→ **The problem**:
Recast the entries as a Markdown table, starting with the first line and ending with the line that contains "552, 200, 572]", both included. Use the columns Row and Line, put each line's number in Row and its text in Line, and leave out any blank lines.

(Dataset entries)
------------------------------------------------------------
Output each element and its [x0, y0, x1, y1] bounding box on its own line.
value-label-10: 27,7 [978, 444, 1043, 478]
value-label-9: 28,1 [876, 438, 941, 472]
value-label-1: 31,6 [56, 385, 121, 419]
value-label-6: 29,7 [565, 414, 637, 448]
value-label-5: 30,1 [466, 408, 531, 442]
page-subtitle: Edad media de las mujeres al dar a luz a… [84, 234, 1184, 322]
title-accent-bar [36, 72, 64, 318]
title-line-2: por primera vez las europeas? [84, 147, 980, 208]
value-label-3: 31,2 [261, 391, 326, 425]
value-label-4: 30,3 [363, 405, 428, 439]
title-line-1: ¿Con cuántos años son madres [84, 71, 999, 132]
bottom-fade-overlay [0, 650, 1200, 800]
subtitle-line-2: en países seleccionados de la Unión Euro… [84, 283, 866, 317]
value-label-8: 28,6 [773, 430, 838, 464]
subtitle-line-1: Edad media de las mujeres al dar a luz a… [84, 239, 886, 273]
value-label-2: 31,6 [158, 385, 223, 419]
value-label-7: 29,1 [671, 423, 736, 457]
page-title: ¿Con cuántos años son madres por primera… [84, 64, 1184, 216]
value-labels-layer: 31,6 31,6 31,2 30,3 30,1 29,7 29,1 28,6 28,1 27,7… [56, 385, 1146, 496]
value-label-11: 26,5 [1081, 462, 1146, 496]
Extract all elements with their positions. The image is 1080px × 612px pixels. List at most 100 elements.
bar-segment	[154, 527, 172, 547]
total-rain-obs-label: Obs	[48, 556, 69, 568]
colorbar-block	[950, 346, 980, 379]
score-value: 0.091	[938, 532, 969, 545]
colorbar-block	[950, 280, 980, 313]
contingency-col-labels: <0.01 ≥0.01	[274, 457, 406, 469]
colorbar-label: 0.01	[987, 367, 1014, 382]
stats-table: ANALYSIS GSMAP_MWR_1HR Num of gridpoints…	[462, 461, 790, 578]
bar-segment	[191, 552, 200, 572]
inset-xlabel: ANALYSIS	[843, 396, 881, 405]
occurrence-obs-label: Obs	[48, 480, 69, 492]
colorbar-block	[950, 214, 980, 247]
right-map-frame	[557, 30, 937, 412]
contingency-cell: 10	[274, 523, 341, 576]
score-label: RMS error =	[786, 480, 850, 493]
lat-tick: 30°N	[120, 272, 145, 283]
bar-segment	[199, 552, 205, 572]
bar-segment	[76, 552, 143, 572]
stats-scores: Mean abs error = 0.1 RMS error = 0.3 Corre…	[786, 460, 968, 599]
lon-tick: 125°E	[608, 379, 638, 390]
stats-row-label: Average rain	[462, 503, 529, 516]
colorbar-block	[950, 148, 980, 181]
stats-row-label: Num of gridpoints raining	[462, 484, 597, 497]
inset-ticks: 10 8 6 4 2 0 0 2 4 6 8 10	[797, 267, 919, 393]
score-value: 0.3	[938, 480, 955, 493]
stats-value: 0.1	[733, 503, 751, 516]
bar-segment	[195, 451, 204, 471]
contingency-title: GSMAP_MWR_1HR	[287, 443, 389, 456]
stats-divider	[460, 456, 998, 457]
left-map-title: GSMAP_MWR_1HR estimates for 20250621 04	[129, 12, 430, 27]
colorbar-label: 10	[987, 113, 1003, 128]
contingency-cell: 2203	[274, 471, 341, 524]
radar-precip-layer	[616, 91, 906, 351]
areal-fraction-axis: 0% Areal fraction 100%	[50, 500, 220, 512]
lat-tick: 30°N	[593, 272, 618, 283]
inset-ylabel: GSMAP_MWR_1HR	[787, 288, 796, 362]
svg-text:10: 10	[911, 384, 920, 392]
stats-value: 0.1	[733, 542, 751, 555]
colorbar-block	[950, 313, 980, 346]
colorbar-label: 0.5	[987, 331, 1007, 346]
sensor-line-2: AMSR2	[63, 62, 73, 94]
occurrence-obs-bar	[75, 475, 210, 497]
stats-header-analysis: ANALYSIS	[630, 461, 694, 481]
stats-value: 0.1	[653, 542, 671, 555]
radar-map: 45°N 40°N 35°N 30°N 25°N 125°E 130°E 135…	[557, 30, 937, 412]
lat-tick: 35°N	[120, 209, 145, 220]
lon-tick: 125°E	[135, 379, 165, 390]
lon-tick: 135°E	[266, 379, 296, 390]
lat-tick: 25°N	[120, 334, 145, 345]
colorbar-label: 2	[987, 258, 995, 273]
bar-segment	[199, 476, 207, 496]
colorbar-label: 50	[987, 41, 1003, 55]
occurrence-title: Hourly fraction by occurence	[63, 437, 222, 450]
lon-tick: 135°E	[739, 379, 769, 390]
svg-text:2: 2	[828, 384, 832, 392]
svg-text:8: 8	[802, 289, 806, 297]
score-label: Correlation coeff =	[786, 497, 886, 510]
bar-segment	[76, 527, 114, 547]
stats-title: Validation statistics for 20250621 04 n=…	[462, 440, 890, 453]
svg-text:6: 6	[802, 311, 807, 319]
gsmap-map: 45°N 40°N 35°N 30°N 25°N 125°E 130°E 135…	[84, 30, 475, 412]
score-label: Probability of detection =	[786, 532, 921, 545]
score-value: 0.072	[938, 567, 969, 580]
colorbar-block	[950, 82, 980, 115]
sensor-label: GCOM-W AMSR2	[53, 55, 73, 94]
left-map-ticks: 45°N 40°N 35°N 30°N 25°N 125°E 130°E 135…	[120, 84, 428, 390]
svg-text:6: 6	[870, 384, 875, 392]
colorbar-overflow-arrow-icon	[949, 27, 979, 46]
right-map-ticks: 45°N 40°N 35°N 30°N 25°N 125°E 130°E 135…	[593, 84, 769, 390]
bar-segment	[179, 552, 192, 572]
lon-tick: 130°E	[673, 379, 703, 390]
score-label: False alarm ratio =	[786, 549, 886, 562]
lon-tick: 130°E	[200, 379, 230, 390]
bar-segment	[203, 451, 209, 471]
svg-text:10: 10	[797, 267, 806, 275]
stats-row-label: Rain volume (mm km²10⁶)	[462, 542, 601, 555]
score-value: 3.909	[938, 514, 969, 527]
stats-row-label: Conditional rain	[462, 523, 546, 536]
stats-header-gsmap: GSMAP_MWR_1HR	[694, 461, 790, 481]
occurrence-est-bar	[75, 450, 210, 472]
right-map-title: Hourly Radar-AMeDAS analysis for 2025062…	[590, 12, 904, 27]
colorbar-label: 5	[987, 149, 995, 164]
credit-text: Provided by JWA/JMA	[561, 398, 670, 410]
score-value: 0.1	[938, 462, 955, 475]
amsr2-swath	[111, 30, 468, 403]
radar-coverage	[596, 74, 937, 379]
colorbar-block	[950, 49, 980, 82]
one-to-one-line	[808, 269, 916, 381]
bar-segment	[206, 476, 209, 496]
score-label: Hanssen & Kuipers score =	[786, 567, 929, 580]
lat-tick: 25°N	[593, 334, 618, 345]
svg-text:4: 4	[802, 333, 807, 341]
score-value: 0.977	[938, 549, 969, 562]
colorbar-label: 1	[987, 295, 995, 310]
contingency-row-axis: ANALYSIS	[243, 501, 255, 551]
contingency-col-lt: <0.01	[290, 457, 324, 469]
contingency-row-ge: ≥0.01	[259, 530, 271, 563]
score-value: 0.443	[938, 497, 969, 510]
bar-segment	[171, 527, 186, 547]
------------------------------------------------------------
→ **Final result**:
| Row | Line |
|---|---|
| 1 | Output each element and its [x0, y0, x1, y1] bounding box on its own line. |
| 2 | value-label-10: 27,7 [978, 444, 1043, 478] |
| 3 | value-label-9: 28,1 [876, 438, 941, 472] |
| 4 | value-label-1: 31,6 [56, 385, 121, 419] |
| 5 | value-label-6: 29,7 [565, 414, 637, 448] |
| 6 | value-label-5: 30,1 [466, 408, 531, 442] |
| 7 | page-subtitle: Edad media de las mujeres al dar a luz a… [84, 234, 1184, 322] |
| 8 | title-accent-bar [36, 72, 64, 318] |
| 9 | title-line-2: por primera vez las europeas? [84, 147, 980, 208] |
| 10 | value-label-3: 31,2 [261, 391, 326, 425] |
| 11 | value-label-4: 30,3 [363, 405, 428, 439] |
| 12 | title-line-1: ¿Con cuántos años son madres [84, 71, 999, 132] |
| 13 | bottom-fade-overlay [0, 650, 1200, 800] |
| 14 | subtitle-line-2: en países seleccionados de la Unión Euro… [84, 283, 866, 317] |
| 15 | value-label-8: 28,6 [773, 430, 838, 464] |
| 16 | subtitle-line-1: Edad media de las mujeres al dar a luz a… [84, 239, 886, 273] |
| 17 | value-label-2: 31,6 [158, 385, 223, 419] |
| 18 | value-label-7: 29,1 [671, 423, 736, 457] |
| 19 | page-title: ¿Con cuántos años son madres por primera… [84, 64, 1184, 216] |
| 20 | value-labels-layer: 31,6 31,6 31,2 30,3 30,1 29,7 29,1 28,6 28,1 27,7… [56, 385, 1146, 496] |
| 21 | value-label-11: 26,5 [1081, 462, 1146, 496] |
| 22 | Extract all elements with their positions. The image is 1080px × 612px pixels. List at most 100 elements. |
| 23 | bar-segment	[154, 527, 172, 547] |
| 24 | total-rain-obs-label: Obs	[48, 556, 69, 568] |
| 25 | colorbar-block	[950, 346, 980, 379] |
| 26 | score-value: 0.091	[938, 532, 969, 545] |
| 27 | colorbar-block	[950, 280, 980, 313] |
| 28 | contingency-col-labels: <0.01 ≥0.01	[274, 457, 406, 469] |
| 29 | colorbar-label: 0.01	[987, 367, 1014, 382] |
| 30 | stats-table: ANALYSIS GSMAP_MWR_1HR Num of gridpoints…	[462, 461, 790, 578] |
| 31 | bar-segment	[191, 552, 200, 572] |